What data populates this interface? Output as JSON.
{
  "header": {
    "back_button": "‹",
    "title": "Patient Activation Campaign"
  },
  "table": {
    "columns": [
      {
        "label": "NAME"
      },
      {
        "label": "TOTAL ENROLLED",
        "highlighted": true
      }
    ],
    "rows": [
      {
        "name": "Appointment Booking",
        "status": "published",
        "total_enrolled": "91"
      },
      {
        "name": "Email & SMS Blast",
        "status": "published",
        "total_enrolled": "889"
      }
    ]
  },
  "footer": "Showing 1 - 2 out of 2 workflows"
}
================
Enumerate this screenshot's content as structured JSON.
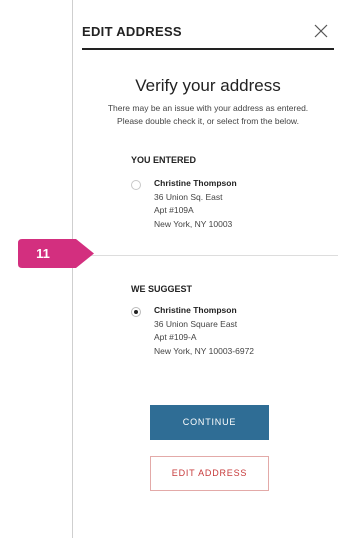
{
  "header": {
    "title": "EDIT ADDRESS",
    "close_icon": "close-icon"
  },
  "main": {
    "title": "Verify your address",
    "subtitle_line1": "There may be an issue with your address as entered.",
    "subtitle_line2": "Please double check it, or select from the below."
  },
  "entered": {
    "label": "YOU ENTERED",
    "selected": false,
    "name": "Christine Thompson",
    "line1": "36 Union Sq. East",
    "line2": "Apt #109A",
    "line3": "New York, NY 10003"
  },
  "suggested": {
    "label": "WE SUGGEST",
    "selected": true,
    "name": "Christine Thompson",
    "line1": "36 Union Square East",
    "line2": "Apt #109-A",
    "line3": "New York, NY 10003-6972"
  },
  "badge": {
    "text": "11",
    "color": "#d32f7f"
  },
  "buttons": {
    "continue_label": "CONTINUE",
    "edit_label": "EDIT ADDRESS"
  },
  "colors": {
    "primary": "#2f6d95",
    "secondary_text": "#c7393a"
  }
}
================
**Short task**
Your task is to gather all lines from the entries above that hold the word "York".

**Expected answer**
    "line3": "New York, NY 10003"
    "line3": "New York, NY 10003-6972"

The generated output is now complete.